— Supplied data —
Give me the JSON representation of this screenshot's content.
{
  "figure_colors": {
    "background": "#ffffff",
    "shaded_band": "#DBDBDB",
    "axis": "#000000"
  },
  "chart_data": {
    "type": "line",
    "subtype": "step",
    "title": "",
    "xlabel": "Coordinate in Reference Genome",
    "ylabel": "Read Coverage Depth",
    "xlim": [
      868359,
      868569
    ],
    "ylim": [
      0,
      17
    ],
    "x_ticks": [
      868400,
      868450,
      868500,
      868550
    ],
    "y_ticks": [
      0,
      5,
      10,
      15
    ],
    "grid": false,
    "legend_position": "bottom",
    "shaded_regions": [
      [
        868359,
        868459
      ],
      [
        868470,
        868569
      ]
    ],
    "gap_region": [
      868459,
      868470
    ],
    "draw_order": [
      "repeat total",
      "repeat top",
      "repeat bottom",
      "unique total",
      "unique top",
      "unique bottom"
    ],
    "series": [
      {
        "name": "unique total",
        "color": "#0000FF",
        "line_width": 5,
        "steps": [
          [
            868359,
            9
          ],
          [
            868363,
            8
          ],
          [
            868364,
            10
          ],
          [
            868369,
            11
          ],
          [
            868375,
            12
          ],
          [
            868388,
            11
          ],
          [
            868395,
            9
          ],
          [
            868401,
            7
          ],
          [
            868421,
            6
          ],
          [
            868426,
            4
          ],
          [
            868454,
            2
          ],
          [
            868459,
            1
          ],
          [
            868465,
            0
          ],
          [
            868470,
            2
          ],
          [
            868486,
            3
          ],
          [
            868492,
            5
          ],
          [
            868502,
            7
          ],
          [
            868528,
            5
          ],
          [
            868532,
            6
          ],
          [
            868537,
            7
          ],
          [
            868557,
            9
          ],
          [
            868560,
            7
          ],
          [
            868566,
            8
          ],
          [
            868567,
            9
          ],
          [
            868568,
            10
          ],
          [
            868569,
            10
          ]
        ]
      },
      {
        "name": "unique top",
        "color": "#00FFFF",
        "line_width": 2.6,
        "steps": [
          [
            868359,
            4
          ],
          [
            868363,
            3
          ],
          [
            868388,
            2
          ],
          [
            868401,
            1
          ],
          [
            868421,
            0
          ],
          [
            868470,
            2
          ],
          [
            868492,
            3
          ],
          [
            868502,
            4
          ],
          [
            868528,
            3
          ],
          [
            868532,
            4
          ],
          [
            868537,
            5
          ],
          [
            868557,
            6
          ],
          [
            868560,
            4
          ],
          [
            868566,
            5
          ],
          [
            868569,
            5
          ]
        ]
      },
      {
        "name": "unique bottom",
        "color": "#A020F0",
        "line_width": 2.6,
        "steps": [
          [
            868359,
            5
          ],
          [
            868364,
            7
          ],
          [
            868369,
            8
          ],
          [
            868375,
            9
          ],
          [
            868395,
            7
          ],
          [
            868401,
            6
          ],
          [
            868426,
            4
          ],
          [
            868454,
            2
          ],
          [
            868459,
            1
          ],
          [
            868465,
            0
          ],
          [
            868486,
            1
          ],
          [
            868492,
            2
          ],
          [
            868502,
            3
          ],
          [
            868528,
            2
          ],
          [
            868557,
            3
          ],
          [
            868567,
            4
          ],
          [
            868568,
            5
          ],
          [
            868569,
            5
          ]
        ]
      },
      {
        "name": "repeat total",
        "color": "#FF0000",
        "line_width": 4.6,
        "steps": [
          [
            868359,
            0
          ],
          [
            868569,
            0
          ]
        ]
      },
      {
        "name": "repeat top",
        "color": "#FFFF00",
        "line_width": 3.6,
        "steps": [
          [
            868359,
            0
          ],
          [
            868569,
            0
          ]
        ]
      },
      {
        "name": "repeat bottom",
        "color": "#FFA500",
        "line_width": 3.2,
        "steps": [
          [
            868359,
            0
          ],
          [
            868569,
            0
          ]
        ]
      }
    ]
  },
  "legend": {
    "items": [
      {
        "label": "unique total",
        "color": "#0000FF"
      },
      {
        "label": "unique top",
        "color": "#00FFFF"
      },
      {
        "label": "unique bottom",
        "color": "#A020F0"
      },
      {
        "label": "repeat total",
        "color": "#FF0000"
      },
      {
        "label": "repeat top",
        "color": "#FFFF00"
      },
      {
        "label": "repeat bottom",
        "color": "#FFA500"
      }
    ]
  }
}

— The problem —
Each record above should be reproduced in full, exactly as it stands.

— The completed task —
Give me the JSON representation of this screenshot's content.
{
  "figure_colors": {
    "background": "#ffffff",
    "shaded_band": "#DBDBDB",
    "axis": "#000000"
  },
  "chart_data": {
    "type": "line",
    "subtype": "step",
    "title": "",
    "xlabel": "Coordinate in Reference Genome",
    "ylabel": "Read Coverage Depth",
    "xlim": [
      868359,
      868569
    ],
    "ylim": [
      0,
      17
    ],
    "x_ticks": [
      868400,
      868450,
      868500,
      868550
    ],
    "y_ticks": [
      0,
      5,
      10,
      15
    ],
    "grid": false,
    "legend_position": "bottom",
    "shaded_regions": [
      [
        868359,
        868459
      ],
      [
        868470,
        868569
      ]
    ],
    "gap_region": [
      868459,
      868470
    ],
    "draw_order": [
      "repeat total",
      "repeat top",
      "repeat bottom",
      "unique total",
      "unique top",
      "unique bottom"
    ],
    "series": [
      {
        "name": "unique total",
        "color": "#0000FF",
        "line_width": 5,
        "steps": [
          [
            868359,
            9
          ],
          [
            868363,
            8
          ],
          [
            868364,
            10
          ],
          [
            868369,
            11
          ],
          [
            868375,
            12
          ],
          [
            868388,
            11
          ],
          [
            868395,
            9
          ],
          [
            868401,
            7
          ],
          [
            868421,
            6
          ],
          [
            868426,
            4
          ],
          [
            868454,
            2
          ],
          [
            868459,
            1
          ],
          [
            868465,
            0
          ],
          [
            868470,
            2
          ],
          [
            868486,
            3
          ],
          [
            868492,
            5
          ],
          [
            868502,
            7
          ],
          [
            868528,
            5
          ],
          [
            868532,
            6
          ],
          [
            868537,
            7
          ],
          [
            868557,
            9
          ],
          [
            868560,
            7
          ],
          [
            868566,
            8
          ],
          [
            868567,
            9
          ],
          [
            868568,
            10
          ],
          [
            868569,
            10
          ]
        ]
      },
      {
        "name": "unique top",
        "color": "#00FFFF",
        "line_width": 2.6,
        "steps": [
          [
            868359,
            4
          ],
          [
            868363,
            3
          ],
          [
            868388,
            2
          ],
          [
            868401,
            1
          ],
          [
            868421,
            0
          ],
          [
            868470,
            2
          ],
          [
            868492,
            3
          ],
          [
            868502,
            4
          ],
          [
            868528,
            3
          ],
          [
            868532,
            4
          ],
          [
            868537,
            5
          ],
          [
            868557,
            6
          ],
          [
            868560,
            4
          ],
          [
            868566,
            5
          ],
          [
            868569,
            5
          ]
        ]
      },
      {
        "name": "unique bottom",
        "color": "#A020F0",
        "line_width": 2.6,
        "steps": [
          [
            868359,
            5
          ],
          [
            868364,
            7
          ],
          [
            868369,
            8
          ],
          [
            868375,
            9
          ],
          [
            868395,
            7
          ],
          [
            868401,
            6
          ],
          [
            868426,
            4
          ],
          [
            868454,
            2
          ],
          [
            868459,
            1
          ],
          [
            868465,
            0
          ],
          [
            868486,
            1
          ],
          [
            868492,
            2
          ],
          [
            868502,
            3
          ],
          [
            868528,
            2
          ],
          [
            868557,
            3
          ],
          [
            868567,
            4
          ],
          [
            868568,
            5
          ],
          [
            868569,
            5
          ]
        ]
      },
      {
        "name": "repeat total",
        "color": "#FF0000",
        "line_width": 4.6,
        "steps": [
          [
            868359,
            0
          ],
          [
            868569,
            0
          ]
        ]
      },
      {
        "name": "repeat top",
        "color": "#FFFF00",
        "line_width": 3.6,
        "steps": [
          [
            868359,
            0
          ],
          [
            868569,
            0
          ]
        ]
      },
      {
        "name": "repeat bottom",
        "color": "#FFA500",
        "line_width": 3.2,
        "steps": [
          [
            868359,
            0
          ],
          [
            868569,
            0
          ]
        ]
      }
    ]
  },
  "legend": {
    "items": [
      {
        "label": "unique total",
        "color": "#0000FF"
      },
      {
        "label": "unique top",
        "color": "#00FFFF"
      },
      {
        "label": "unique bottom",
        "color": "#A020F0"
      },
      {
        "label": "repeat total",
        "color": "#FF0000"
      },
      {
        "label": "repeat top",
        "color": "#FFFF00"
      },
      {
        "label": "repeat bottom",
        "color": "#FFA500"
      }
    ]
  }
}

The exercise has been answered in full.